### [Recorded information]
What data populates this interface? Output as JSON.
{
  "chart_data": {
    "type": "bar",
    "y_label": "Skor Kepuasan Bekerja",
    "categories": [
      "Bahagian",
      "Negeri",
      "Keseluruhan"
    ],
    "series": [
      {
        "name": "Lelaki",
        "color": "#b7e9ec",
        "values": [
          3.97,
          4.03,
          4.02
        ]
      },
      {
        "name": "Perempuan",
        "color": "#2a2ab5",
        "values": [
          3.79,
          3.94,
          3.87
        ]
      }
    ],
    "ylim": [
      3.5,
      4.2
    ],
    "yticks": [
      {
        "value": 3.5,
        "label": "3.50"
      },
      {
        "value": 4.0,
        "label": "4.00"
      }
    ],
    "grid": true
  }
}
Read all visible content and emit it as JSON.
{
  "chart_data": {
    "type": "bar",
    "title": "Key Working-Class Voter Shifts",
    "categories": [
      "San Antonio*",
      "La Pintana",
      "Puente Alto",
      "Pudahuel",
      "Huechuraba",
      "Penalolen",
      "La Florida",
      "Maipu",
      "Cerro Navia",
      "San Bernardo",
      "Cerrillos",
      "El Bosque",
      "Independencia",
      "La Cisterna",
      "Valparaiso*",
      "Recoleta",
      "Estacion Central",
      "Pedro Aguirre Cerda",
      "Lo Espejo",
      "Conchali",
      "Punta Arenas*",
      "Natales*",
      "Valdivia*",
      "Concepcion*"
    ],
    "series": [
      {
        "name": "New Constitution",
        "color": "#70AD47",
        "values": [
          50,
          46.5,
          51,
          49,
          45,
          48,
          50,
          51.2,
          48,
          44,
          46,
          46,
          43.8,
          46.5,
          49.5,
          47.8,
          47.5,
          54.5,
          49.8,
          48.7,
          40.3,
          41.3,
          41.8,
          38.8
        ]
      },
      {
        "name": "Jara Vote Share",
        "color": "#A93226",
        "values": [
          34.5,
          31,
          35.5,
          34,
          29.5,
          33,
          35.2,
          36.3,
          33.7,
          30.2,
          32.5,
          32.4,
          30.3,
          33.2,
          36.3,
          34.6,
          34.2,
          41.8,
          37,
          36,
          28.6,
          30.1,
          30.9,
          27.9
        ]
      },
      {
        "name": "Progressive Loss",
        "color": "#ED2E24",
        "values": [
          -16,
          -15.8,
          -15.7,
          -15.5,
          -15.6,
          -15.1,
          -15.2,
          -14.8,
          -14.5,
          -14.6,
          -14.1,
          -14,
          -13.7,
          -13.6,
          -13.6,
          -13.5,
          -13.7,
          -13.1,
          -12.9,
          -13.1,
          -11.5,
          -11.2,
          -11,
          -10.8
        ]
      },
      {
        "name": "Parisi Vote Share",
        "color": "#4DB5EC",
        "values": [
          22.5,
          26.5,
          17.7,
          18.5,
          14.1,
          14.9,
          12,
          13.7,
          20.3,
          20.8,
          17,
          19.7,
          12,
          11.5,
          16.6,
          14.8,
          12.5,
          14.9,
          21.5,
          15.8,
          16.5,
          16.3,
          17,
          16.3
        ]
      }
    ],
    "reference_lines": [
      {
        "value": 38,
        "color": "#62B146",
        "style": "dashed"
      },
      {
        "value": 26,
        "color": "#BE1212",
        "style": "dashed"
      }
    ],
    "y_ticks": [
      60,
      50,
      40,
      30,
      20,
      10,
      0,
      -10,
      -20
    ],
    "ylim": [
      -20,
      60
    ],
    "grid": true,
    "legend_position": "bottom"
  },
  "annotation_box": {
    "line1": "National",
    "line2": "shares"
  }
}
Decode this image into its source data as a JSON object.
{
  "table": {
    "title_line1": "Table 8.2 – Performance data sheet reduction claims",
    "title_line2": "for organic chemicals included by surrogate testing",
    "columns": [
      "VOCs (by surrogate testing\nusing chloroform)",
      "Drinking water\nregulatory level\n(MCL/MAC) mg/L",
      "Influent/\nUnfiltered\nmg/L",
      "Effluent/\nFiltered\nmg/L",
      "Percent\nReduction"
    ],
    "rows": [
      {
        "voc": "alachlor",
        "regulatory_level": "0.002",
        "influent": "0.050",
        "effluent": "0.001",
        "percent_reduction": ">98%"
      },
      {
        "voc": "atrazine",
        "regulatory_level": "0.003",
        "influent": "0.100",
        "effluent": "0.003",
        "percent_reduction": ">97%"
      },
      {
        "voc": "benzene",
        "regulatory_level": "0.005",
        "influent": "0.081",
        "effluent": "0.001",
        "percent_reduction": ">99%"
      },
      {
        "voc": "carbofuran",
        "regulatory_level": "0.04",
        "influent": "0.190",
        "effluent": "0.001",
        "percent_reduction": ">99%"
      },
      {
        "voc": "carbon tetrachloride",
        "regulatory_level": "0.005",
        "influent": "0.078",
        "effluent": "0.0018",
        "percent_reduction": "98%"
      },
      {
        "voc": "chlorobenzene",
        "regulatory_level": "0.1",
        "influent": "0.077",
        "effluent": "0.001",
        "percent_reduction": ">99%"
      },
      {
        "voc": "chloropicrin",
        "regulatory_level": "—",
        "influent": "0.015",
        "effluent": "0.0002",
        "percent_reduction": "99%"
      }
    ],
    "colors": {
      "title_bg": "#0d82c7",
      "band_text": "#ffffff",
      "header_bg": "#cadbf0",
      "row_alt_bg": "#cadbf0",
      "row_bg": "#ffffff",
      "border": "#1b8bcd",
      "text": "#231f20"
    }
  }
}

### [Short task]
Go through the records above and retype each one exactly.

### [Solution to the exercise]
What data populates this interface? Output as JSON.
{
  "chart_data": {
    "type": "bar",
    "y_label": "Skor Kepuasan Bekerja",
    "categories": [
      "Bahagian",
      "Negeri",
      "Keseluruhan"
    ],
    "series": [
      {
        "name": "Lelaki",
        "color": "#b7e9ec",
        "values": [
          3.97,
          4.03,
          4.02
        ]
      },
      {
        "name": "Perempuan",
        "color": "#2a2ab5",
        "values": [
          3.79,
          3.94,
          3.87
        ]
      }
    ],
    "ylim": [
      3.5,
      4.2
    ],
    "yticks": [
      {
        "value": 3.5,
        "label": "3.50"
      },
      {
        "value": 4.0,
        "label": "4.00"
      }
    ],
    "grid": true
  }
}
Read all visible content and emit it as JSON.
{
  "chart_data": {
    "type": "bar",
    "title": "Key Working-Class Voter Shifts",
    "categories": [
      "San Antonio*",
      "La Pintana",
      "Puente Alto",
      "Pudahuel",
      "Huechuraba",
      "Penalolen",
      "La Florida",
      "Maipu",
      "Cerro Navia",
      "San Bernardo",
      "Cerrillos",
      "El Bosque",
      "Independencia",
      "La Cisterna",
      "Valparaiso*",
      "Recoleta",
      "Estacion Central",
      "Pedro Aguirre Cerda",
      "Lo Espejo",
      "Conchali",
      "Punta Arenas*",
      "Natales*",
      "Valdivia*",
      "Concepcion*"
    ],
    "series": [
      {
        "name": "New Constitution",
        "color": "#70AD47",
        "values": [
          50,
          46.5,
          51,
          49,
          45,
          48,
          50,
          51.2,
          48,
          44,
          46,
          46,
          43.8,
          46.5,
          49.5,
          47.8,
          47.5,
          54.5,
          49.8,
          48.7,
          40.3,
          41.3,
          41.8,
          38.8
        ]
      },
      {
        "name": "Jara Vote Share",
        "color": "#A93226",
        "values": [
          34.5,
          31,
          35.5,
          34,
          29.5,
          33,
          35.2,
          36.3,
          33.7,
          30.2,
          32.5,
          32.4,
          30.3,
          33.2,
          36.3,
          34.6,
          34.2,
          41.8,
          37,
          36,
          28.6,
          30.1,
          30.9,
          27.9
        ]
      },
      {
        "name": "Progressive Loss",
        "color": "#ED2E24",
        "values": [
          -16,
          -15.8,
          -15.7,
          -15.5,
          -15.6,
          -15.1,
          -15.2,
          -14.8,
          -14.5,
          -14.6,
          -14.1,
          -14,
          -13.7,
          -13.6,
          -13.6,
          -13.5,
          -13.7,
          -13.1,
          -12.9,
          -13.1,
          -11.5,
          -11.2,
          -11,
          -10.8
        ]
      },
      {
        "name": "Parisi Vote Share",
        "color": "#4DB5EC",
        "values": [
          22.5,
          26.5,
          17.7,
          18.5,
          14.1,
          14.9,
          12,
          13.7,
          20.3,
          20.8,
          17,
          19.7,
          12,
          11.5,
          16.6,
          14.8,
          12.5,
          14.9,
          21.5,
          15.8,
          16.5,
          16.3,
          17,
          16.3
        ]
      }
    ],
    "reference_lines": [
      {
        "value": 38,
        "color": "#62B146",
        "style": "dashed"
      },
      {
        "value": 26,
        "color": "#BE1212",
        "style": "dashed"
      }
    ],
    "y_ticks": [
      60,
      50,
      40,
      30,
      20,
      10,
      0,
      -10,
      -20
    ],
    "ylim": [
      -20,
      60
    ],
    "grid": true,
    "legend_position": "bottom"
  },
  "annotation_box": {
    "line1": "National",
    "line2": "shares"
  }
}
Decode this image into its source data as a JSON object.
{
  "table": {
    "title_line1": "Table 8.2 – Performance data sheet reduction claims",
    "title_line2": "for organic chemicals included by surrogate testing",
    "columns": [
      "VOCs (by surrogate testing\nusing chloroform)",
      "Drinking water\nregulatory level\n(MCL/MAC) mg/L",
      "Influent/\nUnfiltered\nmg/L",
      "Effluent/\nFiltered\nmg/L",
      "Percent\nReduction"
    ],
    "rows": [
      {
        "voc": "alachlor",
        "regulatory_level": "0.002",
        "influent": "0.050",
        "effluent": "0.001",
        "percent_reduction": ">98%"
      },
      {
        "voc": "atrazine",
        "regulatory_level": "0.003",
        "influent": "0.100",
        "effluent": "0.003",
        "percent_reduction": ">97%"
      },
      {
        "voc": "benzene",
        "regulatory_level": "0.005",
        "influent": "0.081",
        "effluent": "0.001",
        "percent_reduction": ">99%"
      },
      {
        "voc": "carbofuran",
        "regulatory_level": "0.04",
        "influent": "0.190",
        "effluent": "0.001",
        "percent_reduction": ">99%"
      },
      {
        "voc": "carbon tetrachloride",
        "regulatory_level": "0.005",
        "influent": "0.078",
        "effluent": "0.0018",
        "percent_reduction": "98%"
      },
      {
        "voc": "chlorobenzene",
        "regulatory_level": "0.1",
        "influent": "0.077",
        "effluent": "0.001",
        "percent_reduction": ">99%"
      },
      {
        "voc": "chloropicrin",
        "regulatory_level": "—",
        "influent": "0.015",
        "effluent": "0.0002",
        "percent_reduction": "99%"
      }
    ],
    "colors": {
      "title_bg": "#0d82c7",
      "band_text": "#ffffff",
      "header_bg": "#cadbf0",
      "row_alt_bg": "#cadbf0",
      "row_bg": "#ffffff",
      "border": "#1b8bcd",
      "text": "#231f20"
    }
  }
}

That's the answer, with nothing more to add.